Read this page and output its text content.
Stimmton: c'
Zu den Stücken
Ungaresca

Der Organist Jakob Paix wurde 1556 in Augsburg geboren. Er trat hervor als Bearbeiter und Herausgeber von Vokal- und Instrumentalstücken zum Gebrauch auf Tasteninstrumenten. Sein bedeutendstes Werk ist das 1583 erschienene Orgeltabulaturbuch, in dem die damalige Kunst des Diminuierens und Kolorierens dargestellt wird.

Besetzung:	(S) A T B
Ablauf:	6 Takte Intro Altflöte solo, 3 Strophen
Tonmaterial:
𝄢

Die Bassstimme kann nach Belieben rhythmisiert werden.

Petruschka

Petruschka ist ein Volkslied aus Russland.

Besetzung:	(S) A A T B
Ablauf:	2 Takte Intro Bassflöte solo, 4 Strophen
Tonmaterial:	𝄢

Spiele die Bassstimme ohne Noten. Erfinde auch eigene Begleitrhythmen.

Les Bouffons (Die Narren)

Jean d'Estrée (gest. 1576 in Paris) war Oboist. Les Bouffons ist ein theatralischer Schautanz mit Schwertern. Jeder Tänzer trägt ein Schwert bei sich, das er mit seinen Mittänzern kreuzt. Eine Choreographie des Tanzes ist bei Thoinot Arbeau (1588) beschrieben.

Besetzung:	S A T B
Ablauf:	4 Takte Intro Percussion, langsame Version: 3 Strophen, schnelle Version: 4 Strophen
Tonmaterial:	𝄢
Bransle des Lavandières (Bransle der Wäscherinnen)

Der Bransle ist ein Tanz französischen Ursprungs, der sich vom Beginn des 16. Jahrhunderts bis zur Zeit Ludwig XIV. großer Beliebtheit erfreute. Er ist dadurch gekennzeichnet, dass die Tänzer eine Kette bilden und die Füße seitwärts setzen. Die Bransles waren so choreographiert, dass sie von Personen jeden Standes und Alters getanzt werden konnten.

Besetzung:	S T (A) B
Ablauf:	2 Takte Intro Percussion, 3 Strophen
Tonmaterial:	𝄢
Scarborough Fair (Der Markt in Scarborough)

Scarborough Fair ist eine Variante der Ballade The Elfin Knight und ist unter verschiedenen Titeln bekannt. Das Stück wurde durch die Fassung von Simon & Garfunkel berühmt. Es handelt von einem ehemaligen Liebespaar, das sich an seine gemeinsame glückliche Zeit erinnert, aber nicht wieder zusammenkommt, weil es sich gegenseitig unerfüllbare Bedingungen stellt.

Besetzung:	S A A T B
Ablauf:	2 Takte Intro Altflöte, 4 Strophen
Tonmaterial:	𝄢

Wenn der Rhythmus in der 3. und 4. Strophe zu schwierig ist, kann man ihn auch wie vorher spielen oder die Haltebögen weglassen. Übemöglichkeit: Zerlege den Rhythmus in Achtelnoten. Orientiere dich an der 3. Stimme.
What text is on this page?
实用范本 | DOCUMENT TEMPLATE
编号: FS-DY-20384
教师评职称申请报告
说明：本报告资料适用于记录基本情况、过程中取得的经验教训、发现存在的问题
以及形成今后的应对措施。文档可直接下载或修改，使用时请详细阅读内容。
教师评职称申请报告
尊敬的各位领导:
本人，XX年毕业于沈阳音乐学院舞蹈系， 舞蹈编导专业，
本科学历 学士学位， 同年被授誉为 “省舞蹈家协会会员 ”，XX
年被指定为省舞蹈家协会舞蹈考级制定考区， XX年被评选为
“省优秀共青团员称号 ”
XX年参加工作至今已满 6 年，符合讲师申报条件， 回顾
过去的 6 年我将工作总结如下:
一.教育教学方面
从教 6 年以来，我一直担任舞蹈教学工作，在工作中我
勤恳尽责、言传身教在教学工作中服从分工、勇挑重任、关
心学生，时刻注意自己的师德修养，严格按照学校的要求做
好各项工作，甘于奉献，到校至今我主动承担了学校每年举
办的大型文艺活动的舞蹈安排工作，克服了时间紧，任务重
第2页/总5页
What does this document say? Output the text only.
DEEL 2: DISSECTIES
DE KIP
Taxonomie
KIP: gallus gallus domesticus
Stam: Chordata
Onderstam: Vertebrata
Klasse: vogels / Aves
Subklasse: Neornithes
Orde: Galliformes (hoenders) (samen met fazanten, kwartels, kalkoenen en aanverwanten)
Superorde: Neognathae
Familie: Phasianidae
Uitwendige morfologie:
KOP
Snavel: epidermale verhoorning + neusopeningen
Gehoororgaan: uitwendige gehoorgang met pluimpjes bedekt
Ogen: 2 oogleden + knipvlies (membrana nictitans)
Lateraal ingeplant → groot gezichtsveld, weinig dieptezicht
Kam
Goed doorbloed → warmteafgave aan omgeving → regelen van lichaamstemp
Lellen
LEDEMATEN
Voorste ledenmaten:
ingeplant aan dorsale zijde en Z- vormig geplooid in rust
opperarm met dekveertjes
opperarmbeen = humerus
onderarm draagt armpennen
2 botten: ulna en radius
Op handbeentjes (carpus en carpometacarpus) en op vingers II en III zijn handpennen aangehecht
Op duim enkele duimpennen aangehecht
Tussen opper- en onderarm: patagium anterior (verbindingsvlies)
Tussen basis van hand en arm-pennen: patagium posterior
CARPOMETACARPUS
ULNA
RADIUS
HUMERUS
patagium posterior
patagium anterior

:::

PROBLEM TO SOLVE:
Filter the records for lines holding the string "Intro". Copy each one.

TASK RESULT:
Ablauf:	6 Takte Intro Altflöte solo, 3 Strophen
Ablauf:	2 Takte Intro Bassflöte solo, 4 Strophen
Ablauf:	4 Takte Intro Percussion, langsame Version: 3 Strophen, schnelle Version: 4 Strophen
Ablauf:	2 Takte Intro Percussion, 3 Strophen
Ablauf:	2 Takte Intro Altflöte, 4 Strophen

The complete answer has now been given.